::: Data for this task :::

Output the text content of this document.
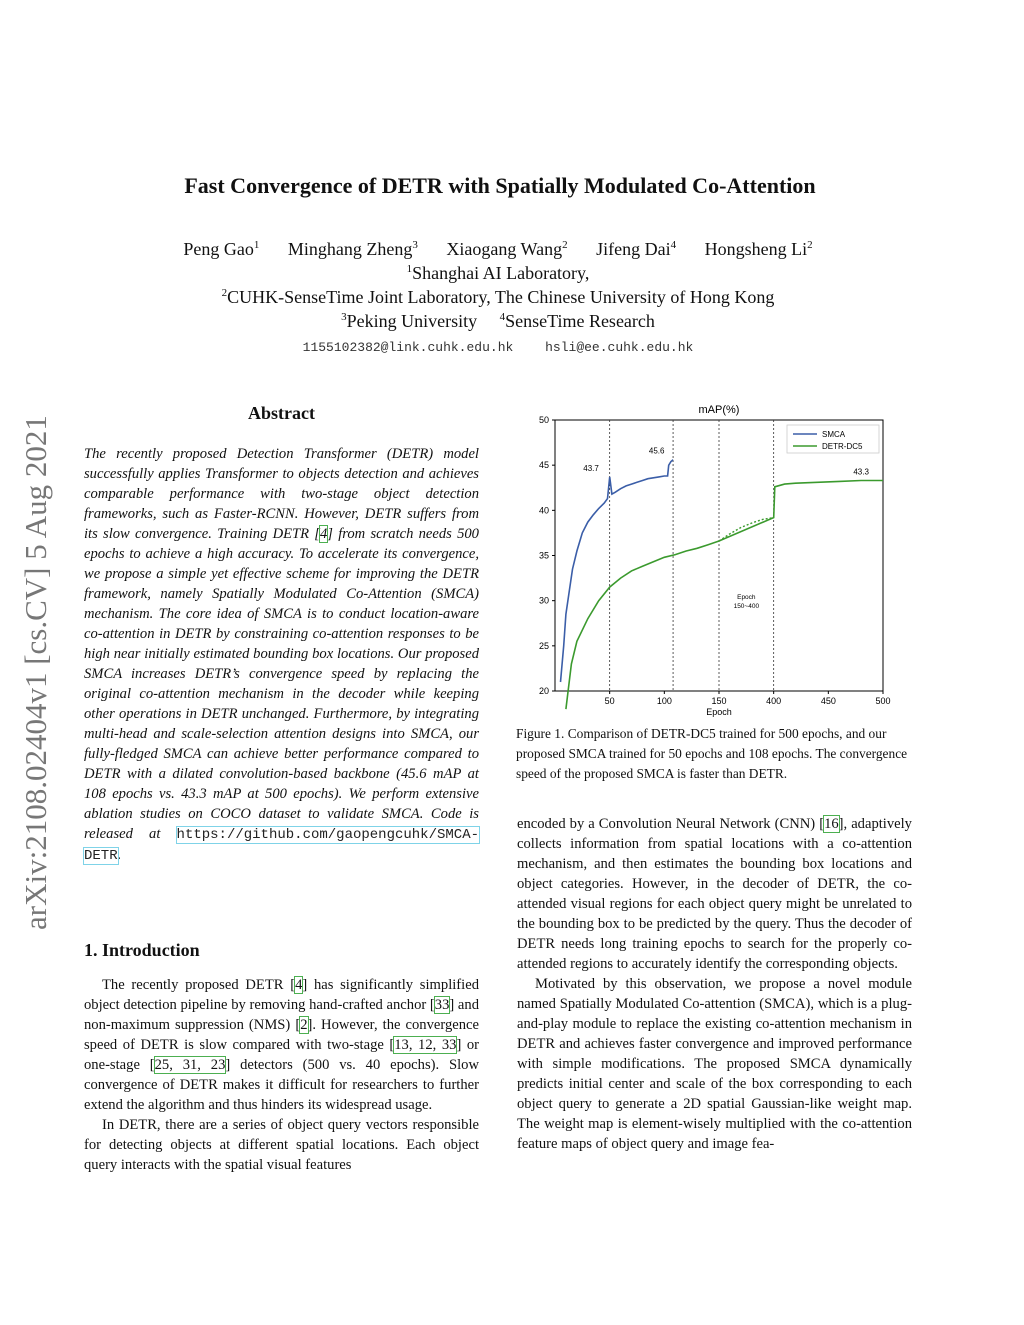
arXiv:2108.02404v1 [cs.CV] 5 Aug 2021
Fast Convergence of DETR with Spatially Modulated Co-Attention
Peng Gao$^1$ Minghang Zheng$^3$ Xiaogang Wang$^2$ Jifeng Dai$^4$ Hongsheng Li$^2$
$^1$Shanghai AI Laboratory,
$^2$CUHK-SenseTime Joint Laboratory, The Chinese University of Hong Kong
$^3$Peking University $^4$SenseTime Research
1155102382@link.cuhk.edu.hk hsli@ee.cuhk.edu.hk
Abstract
The recently proposed Detection Transformer (DETR) model successfully applies Transformer to objects detection and achieves comparable performance with two-stage object detection frameworks, such as Faster-RCNN. However, DETR suffers from its slow convergence. Training DETR [4] from scratch needs 500 epochs to achieve a high accuracy. To accelerate its convergence, we propose a simple yet effective scheme for improving the DETR framework, namely Spatially Modulated Co-Attention (SMCA) mechanism. The core idea of SMCA is to conduct location-aware co-attention in DETR by constraining co-attention responses to be high near initially estimated bounding box locations. Our proposed SMCA increases DETR’s convergence speed by replacing the original co-attention mechanism in the decoder while keeping other operations in DETR unchanged. Furthermore, by integrating multi-head and scale-selection attention designs into SMCA, our fully-fledged SMCA can achieve better performance compared to DETR with a dilated convolution-based backbone (45.6 mAP at 108 epochs vs. 43.3 mAP at 500 epochs). We perform extensive ablation studies on COCO dataset to validate SMCA. Code is released at https://github.com/gaopengcuhk/SMCA-DETR.
1. Introduction

The recently proposed DETR [4] has significantly simplified object detection pipeline by removing hand-crafted anchor [33] and non-maximum suppression (NMS) [2]. However, the convergence speed of DETR is slow compared with two-stage [13, 12, 33] or one-stage [25, 31, 23] detectors (500 vs. 40 epochs). Slow convergence of DETR makes it difficult for researchers to further extend the algorithm and thus hinders its widespread usage.

In DETR, there are a series of object query vectors responsible for detecting objects at different spatial locations. Each object query interacts with the spatial visual features

encoded by a Convolution Neural Network (CNN) [16], adaptively collects information from spatial locations with a co-attention mechanism, and then estimates the bounding box locations and object categories. However, in the decoder of DETR, the co-attended visual regions for each object query might be unrelated to the bounding box to be predicted by the query. Thus the decoder of DETR needs long training epochs to search for the properly co-attended regions to accurately identify the corresponding objects.

Motivated by this observation, we propose a novel module named Spatially Modulated Co-attention (SMCA), which is a plug-and-play module to replace the existing co-attention mechanism in DETR and achieves faster convergence and improved performance with simple modifications. The proposed SMCA dynamically predicts initial center and scale of the box corresponding to each object query to generate a 2D spatial Gaussian-like weight map. The weight map is element-wisely multiplied with the co-attention feature maps of object query and image fea-

mAP(%)
20
25
30
35
40
45
50
50	100	150	400	450	500
Epoch
Epoch
150~400
43.7
45.6
43.3
SMCA
DETR-DC5
Figure 1. Comparison of DETR-DC5 trained for 500 epochs, and our proposed SMCA trained for 50 epochs and 108 epochs. The convergence speed of the proposed SMCA is faster than DETR.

:::

__Problem requirements__
Show all lines in the entries above where the word "Laboratory" appears.

__Answer for this exercise__
$^1$Shanghai AI Laboratory,
$^2$CUHK-SenseTime Joint Laboratory, The Chinese University of Hong Kong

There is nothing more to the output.